> _INFORMATION SUPPLIED_:
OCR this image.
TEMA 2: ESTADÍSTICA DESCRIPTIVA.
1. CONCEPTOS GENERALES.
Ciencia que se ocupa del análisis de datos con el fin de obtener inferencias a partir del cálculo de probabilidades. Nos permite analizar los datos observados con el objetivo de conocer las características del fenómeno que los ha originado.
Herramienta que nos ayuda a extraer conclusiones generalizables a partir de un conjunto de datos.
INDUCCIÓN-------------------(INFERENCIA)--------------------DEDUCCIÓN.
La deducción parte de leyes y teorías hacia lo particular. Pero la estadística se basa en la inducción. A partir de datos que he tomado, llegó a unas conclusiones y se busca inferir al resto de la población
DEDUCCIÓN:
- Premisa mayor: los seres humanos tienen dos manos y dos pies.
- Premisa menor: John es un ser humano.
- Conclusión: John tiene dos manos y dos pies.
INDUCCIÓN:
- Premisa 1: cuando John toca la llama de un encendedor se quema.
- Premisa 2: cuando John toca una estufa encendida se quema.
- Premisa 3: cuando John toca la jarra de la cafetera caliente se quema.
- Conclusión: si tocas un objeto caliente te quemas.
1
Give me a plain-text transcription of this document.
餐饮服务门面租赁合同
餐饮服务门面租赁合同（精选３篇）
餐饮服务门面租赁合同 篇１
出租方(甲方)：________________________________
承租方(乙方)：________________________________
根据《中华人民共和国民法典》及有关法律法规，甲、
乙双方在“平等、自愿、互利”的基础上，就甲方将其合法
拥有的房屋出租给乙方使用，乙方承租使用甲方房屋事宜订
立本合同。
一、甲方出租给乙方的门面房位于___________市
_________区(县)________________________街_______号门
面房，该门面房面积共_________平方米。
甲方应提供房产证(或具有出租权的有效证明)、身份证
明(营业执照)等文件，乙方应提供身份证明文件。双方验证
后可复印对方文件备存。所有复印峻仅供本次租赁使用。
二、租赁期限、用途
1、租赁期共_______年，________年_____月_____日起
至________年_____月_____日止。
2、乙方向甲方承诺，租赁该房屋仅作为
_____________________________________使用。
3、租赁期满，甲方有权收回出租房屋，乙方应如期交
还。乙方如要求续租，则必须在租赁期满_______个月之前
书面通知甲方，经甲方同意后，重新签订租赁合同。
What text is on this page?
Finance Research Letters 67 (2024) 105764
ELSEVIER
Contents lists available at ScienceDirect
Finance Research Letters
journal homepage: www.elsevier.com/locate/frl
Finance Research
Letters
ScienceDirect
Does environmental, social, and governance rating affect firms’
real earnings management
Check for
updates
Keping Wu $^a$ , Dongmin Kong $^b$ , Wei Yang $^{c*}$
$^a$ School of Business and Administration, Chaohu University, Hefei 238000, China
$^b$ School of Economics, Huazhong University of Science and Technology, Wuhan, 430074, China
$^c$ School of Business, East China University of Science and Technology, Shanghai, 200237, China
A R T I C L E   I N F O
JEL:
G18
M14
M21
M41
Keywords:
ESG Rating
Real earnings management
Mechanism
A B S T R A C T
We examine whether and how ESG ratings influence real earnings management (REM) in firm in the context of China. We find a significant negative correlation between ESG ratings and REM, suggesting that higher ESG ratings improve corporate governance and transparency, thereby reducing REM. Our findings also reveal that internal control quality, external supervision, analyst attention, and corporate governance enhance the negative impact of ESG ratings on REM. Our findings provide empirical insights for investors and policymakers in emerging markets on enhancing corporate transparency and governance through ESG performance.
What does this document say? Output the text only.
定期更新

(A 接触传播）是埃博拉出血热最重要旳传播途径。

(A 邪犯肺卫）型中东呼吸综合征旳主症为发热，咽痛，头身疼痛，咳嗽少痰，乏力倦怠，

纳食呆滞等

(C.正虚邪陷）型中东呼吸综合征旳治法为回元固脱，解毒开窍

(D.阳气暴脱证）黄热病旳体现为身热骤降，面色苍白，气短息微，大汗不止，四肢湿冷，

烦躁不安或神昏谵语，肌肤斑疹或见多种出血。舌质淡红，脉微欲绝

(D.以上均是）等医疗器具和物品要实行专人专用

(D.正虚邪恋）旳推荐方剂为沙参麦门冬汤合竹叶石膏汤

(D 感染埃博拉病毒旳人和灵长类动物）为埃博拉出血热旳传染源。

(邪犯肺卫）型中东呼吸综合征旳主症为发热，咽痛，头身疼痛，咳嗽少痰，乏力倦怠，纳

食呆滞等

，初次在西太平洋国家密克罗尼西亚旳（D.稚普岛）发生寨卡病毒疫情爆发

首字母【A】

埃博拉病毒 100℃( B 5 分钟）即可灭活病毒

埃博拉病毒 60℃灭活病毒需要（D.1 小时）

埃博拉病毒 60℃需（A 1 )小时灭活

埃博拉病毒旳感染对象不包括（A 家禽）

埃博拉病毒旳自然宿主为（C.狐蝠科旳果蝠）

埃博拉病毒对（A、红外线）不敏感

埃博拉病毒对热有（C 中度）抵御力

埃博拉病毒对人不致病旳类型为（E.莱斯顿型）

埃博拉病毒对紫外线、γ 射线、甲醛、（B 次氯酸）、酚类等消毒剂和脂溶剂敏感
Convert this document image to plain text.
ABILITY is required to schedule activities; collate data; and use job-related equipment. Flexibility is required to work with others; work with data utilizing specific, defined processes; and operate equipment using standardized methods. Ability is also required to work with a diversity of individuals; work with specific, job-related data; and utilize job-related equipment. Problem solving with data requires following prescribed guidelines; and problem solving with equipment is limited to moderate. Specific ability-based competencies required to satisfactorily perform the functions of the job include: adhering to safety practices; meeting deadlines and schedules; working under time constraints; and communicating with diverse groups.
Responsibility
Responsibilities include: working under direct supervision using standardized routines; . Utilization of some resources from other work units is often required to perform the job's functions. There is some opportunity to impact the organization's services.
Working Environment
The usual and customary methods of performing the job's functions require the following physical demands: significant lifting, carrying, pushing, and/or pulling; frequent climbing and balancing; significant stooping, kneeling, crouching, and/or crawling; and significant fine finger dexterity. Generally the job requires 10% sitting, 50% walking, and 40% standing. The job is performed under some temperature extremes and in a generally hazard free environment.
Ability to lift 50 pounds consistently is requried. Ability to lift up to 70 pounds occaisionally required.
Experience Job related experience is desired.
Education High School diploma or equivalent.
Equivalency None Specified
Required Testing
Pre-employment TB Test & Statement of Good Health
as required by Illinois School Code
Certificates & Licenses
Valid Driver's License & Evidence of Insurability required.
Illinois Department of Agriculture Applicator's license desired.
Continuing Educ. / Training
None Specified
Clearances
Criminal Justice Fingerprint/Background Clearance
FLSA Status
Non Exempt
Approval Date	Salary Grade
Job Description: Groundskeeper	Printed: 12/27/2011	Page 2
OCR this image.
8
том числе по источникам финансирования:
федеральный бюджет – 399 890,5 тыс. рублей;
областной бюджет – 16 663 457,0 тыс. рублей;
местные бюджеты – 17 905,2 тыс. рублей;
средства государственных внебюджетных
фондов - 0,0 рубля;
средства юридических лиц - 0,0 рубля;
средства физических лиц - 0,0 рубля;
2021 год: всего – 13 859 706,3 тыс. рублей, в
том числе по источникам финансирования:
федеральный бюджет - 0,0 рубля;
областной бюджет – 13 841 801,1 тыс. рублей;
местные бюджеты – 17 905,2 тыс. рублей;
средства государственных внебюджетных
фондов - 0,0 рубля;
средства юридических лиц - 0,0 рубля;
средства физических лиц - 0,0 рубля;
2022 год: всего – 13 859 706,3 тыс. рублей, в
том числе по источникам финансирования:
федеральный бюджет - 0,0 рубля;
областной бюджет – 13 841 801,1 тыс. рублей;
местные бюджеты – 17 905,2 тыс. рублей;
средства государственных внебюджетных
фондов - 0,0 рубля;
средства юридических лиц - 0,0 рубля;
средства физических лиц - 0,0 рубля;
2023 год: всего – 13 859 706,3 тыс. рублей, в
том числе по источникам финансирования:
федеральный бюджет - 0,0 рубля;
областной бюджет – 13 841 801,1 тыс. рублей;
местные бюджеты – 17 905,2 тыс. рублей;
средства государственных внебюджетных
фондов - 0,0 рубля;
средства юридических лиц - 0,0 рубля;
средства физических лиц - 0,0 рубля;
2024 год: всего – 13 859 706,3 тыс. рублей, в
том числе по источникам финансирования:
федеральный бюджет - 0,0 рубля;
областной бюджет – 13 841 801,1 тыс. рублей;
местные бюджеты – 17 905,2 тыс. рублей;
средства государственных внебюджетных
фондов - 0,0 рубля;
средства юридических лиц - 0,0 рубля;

> _GIVEN EXERCISE_: Using the records above, copy every line that has the word "include" in it.

> _COMPLETED EXERCISE_:
ABILITY is required to schedule activities; collate data; and use job-related equipment. Flexibility is required to work with others; work with data utilizing specific, defined processes; and operate equipment using standardized methods. Ability is also required to work with a diversity of individuals; work with specific, job-related data; and utilize job-related equipment. Problem solving with data requires following prescribed guidelines; and problem solving with equipment is limited to moderate. Specific ability-based competencies required to satisfactorily perform the functions of the job include: adhering to safety practices; meeting deadlines and schedules; working under time constraints; and communicating with diverse groups.
Responsibilities include: working under direct supervision using standardized routines; . Utilization of some resources from other work units is often required to perform the job's functions. There is some opportunity to impact the organization's services.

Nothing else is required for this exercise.